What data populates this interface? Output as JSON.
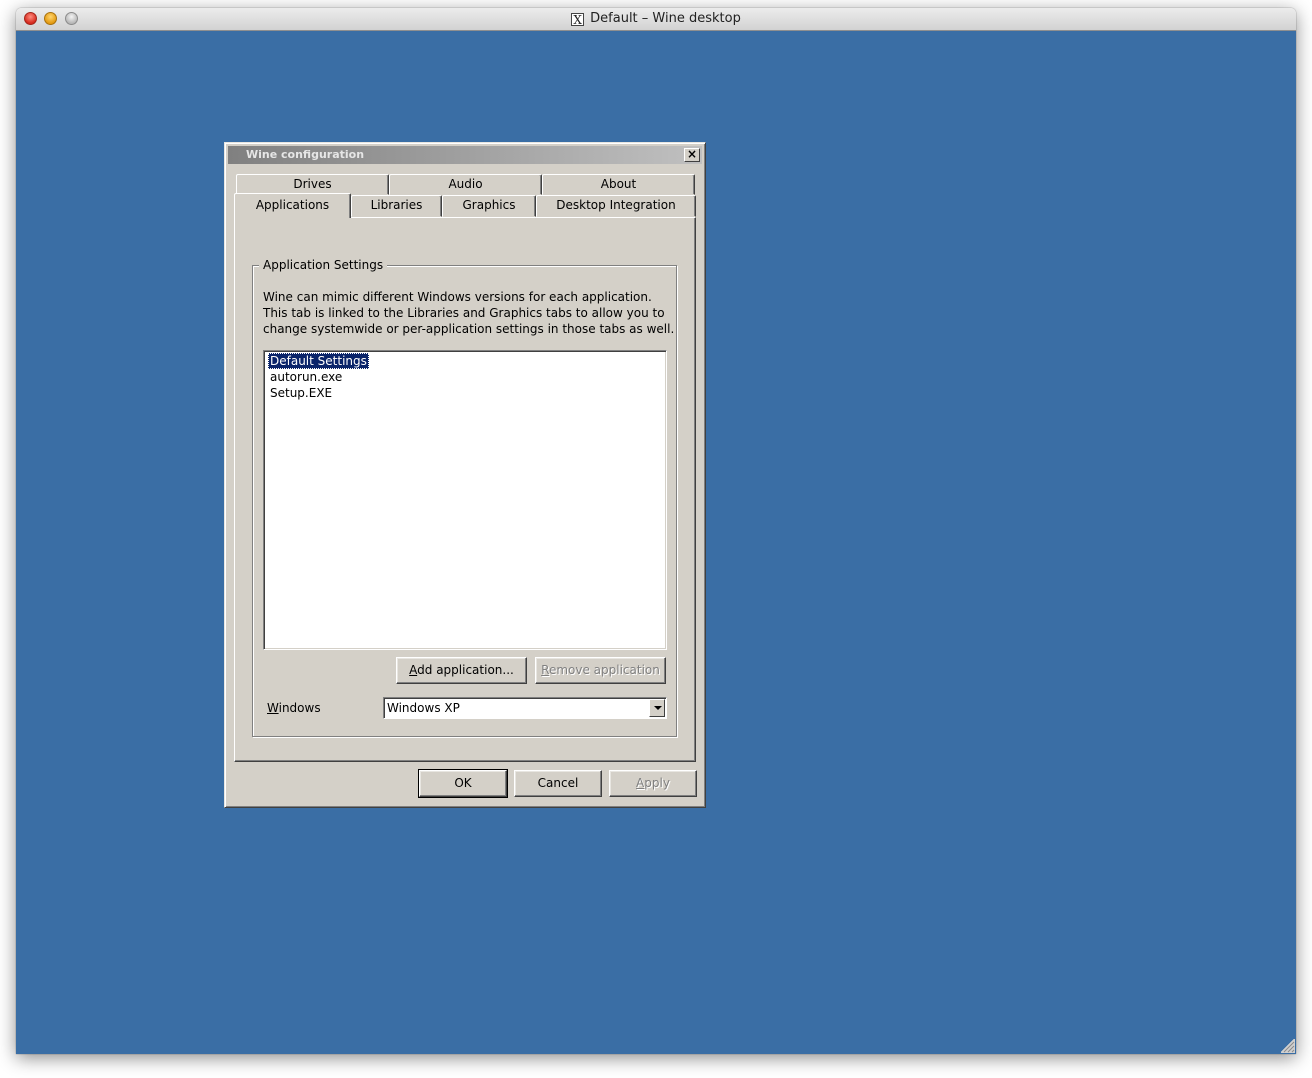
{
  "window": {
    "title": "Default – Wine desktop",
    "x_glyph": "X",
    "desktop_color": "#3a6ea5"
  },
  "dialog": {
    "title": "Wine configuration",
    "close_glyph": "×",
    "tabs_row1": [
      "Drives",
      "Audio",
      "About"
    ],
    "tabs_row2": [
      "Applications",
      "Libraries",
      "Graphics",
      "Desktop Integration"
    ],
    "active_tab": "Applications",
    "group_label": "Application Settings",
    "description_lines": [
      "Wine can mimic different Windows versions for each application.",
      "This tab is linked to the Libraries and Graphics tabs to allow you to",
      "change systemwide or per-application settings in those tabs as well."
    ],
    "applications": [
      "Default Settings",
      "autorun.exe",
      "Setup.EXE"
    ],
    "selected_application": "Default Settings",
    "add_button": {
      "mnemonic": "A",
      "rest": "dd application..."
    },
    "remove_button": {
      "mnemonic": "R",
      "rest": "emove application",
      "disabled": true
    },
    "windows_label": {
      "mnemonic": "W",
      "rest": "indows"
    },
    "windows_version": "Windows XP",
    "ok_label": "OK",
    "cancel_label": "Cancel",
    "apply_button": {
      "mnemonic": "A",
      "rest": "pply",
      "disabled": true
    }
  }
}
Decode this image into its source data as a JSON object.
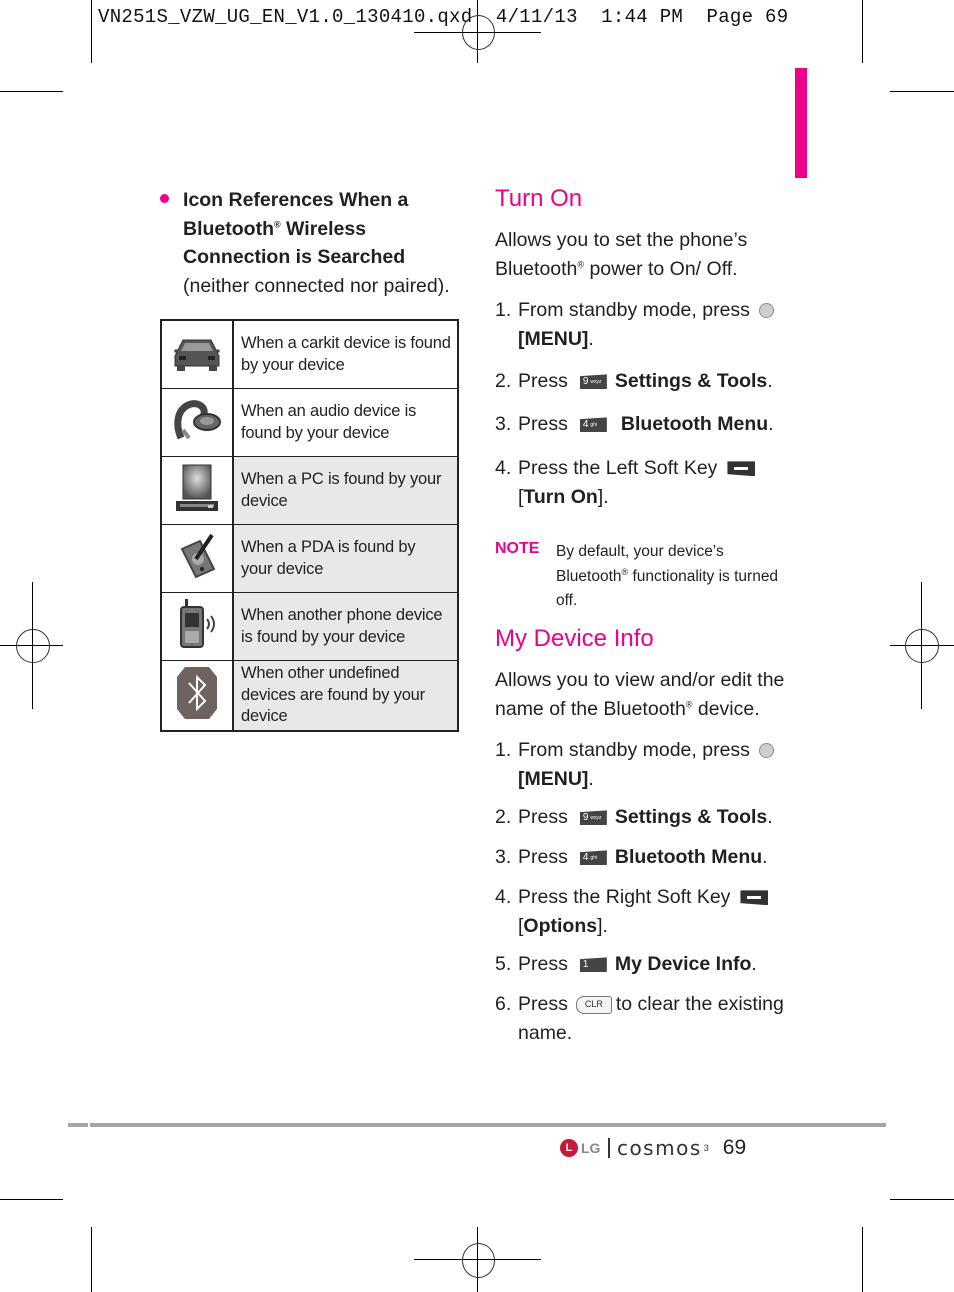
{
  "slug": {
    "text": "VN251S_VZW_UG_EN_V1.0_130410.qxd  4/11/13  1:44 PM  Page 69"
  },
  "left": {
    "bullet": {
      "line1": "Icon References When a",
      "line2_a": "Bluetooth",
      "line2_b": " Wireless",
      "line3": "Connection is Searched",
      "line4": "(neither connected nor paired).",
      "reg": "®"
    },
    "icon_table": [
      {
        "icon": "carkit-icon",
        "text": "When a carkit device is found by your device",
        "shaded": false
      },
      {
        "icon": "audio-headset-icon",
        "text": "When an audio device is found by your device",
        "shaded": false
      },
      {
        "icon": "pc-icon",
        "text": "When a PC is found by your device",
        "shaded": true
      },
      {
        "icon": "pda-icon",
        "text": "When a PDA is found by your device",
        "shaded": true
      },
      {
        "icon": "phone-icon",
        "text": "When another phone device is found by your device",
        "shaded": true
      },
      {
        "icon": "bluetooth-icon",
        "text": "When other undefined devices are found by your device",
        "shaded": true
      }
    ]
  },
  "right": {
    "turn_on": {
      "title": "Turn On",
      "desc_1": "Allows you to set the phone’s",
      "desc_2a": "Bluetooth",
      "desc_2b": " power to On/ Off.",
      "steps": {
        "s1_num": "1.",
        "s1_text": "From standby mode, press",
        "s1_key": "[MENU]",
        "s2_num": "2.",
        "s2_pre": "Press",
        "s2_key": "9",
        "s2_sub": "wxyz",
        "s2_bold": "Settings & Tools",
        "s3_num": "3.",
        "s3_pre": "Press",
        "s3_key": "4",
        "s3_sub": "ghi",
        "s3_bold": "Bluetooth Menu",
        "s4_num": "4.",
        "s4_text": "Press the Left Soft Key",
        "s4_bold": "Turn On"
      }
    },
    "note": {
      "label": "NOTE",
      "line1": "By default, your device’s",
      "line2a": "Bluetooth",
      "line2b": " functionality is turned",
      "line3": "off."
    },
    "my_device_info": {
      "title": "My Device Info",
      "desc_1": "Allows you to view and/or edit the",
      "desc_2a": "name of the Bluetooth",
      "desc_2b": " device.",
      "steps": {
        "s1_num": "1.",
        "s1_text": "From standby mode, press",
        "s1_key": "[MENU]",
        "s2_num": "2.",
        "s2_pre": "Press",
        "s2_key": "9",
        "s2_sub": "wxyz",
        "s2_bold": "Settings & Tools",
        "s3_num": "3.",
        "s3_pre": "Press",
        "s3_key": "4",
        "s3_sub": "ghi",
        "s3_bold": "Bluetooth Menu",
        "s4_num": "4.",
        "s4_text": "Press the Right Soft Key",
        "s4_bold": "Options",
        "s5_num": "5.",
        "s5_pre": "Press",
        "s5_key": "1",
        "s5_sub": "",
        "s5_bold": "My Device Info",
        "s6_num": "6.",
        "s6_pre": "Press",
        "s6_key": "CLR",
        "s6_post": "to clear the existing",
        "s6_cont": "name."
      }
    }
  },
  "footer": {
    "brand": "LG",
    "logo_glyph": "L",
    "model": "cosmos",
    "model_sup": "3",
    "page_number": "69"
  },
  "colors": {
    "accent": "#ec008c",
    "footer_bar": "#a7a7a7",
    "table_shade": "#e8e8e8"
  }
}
::::
=== PROBLEM DETAILS ===
Leave out the pictures and print every line of the data exactly.

=== RESPONSE TO THE EXERCISE ===
What data populates this interface? Output as JSON.
{
  "window": {
    "title": "Default – Wine desktop",
    "x_glyph": "X",
    "desktop_color": "#3a6ea5"
  },
  "dialog": {
    "title": "Wine configuration",
    "close_glyph": "×",
    "tabs_row1": [
      "Drives",
      "Audio",
      "About"
    ],
    "tabs_row2": [
      "Applications",
      "Libraries",
      "Graphics",
      "Desktop Integration"
    ],
    "active_tab": "Applications",
    "group_label": "Application Settings",
    "description_lines": [
      "Wine can mimic different Windows versions for each application.",
      "This tab is linked to the Libraries and Graphics tabs to allow you to",
      "change systemwide or per-application settings in those tabs as well."
    ],
    "applications": [
      "Default Settings",
      "autorun.exe",
      "Setup.EXE"
    ],
    "selected_application": "Default Settings",
    "add_button": {
      "mnemonic": "A",
      "rest": "dd application..."
    },
    "remove_button": {
      "mnemonic": "R",
      "rest": "emove application",
      "disabled": true
    },
    "windows_label": {
      "mnemonic": "W",
      "rest": "indows"
    },
    "windows_version": "Windows XP",
    "ok_label": "OK",
    "cancel_label": "Cancel",
    "apply_button": {
      "mnemonic": "A",
      "rest": "pply",
      "disabled": true
    }
  }
}
Decode this image into its source data as a JSON object.
{
  "slug": {
    "text": "VN251S_VZW_UG_EN_V1.0_130410.qxd  4/11/13  1:44 PM  Page 69"
  },
  "left": {
    "bullet": {
      "line1": "Icon References When a",
      "line2_a": "Bluetooth",
      "line2_b": " Wireless",
      "line3": "Connection is Searched",
      "line4": "(neither connected nor paired).",
      "reg": "®"
    },
    "icon_table": [
      {
        "icon": "carkit-icon",
        "text": "When a carkit device is found by your device",
        "shaded": false
      },
      {
        "icon": "audio-headset-icon",
        "text": "When an audio device is found by your device",
        "shaded": false
      },
      {
        "icon": "pc-icon",
        "text": "When a PC is found by your device",
        "shaded": true
      },
      {
        "icon": "pda-icon",
        "text": "When a PDA is found by your device",
        "shaded": true
      },
      {
        "icon": "phone-icon",
        "text": "When another phone device is found by your device",
        "shaded": true
      },
      {
        "icon": "bluetooth-icon",
        "text": "When other undefined devices are found by your device",
        "shaded": true
      }
    ]
  },
  "right": {
    "turn_on": {
      "title": "Turn On",
      "desc_1": "Allows you to set the phone’s",
      "desc_2a": "Bluetooth",
      "desc_2b": " power to On/ Off.",
      "steps": {
        "s1_num": "1.",
        "s1_text": "From standby mode, press",
        "s1_key": "[MENU]",
        "s2_num": "2.",
        "s2_pre": "Press",
        "s2_key": "9",
        "s2_sub": "wxyz",
        "s2_bold": "Settings & Tools",
        "s3_num": "3.",
        "s3_pre": "Press",
        "s3_key": "4",
        "s3_sub": "ghi",
        "s3_bold": "Bluetooth Menu",
        "s4_num": "4.",
        "s4_text": "Press the Left Soft Key",
        "s4_bold": "Turn On"
      }
    },
    "note": {
      "label": "NOTE",
      "line1": "By default, your device’s",
      "line2a": "Bluetooth",
      "line2b": " functionality is turned",
      "line3": "off."
    },
    "my_device_info": {
      "title": "My Device Info",
      "desc_1": "Allows you to view and/or edit the",
      "desc_2a": "name of the Bluetooth",
      "desc_2b": " device.",
      "steps": {
        "s1_num": "1.",
        "s1_text": "From standby mode, press",
        "s1_key": "[MENU]",
        "s2_num": "2.",
        "s2_pre": "Press",
        "s2_key": "9",
        "s2_sub": "wxyz",
        "s2_bold": "Settings & Tools",
        "s3_num": "3.",
        "s3_pre": "Press",
        "s3_key": "4",
        "s3_sub": "ghi",
        "s3_bold": "Bluetooth Menu",
        "s4_num": "4.",
        "s4_text": "Press the Right Soft Key",
        "s4_bold": "Options",
        "s5_num": "5.",
        "s5_pre": "Press",
        "s5_key": "1",
        "s5_sub": "",
        "s5_bold": "My Device Info",
        "s6_num": "6.",
        "s6_pre": "Press",
        "s6_key": "CLR",
        "s6_post": "to clear the existing",
        "s6_cont": "name."
      }
    }
  },
  "footer": {
    "brand": "LG",
    "logo_glyph": "L",
    "model": "cosmos",
    "model_sup": "3",
    "page_number": "69"
  },
  "colors": {
    "accent": "#ec008c",
    "footer_bar": "#a7a7a7",
    "table_shade": "#e8e8e8"
  }
}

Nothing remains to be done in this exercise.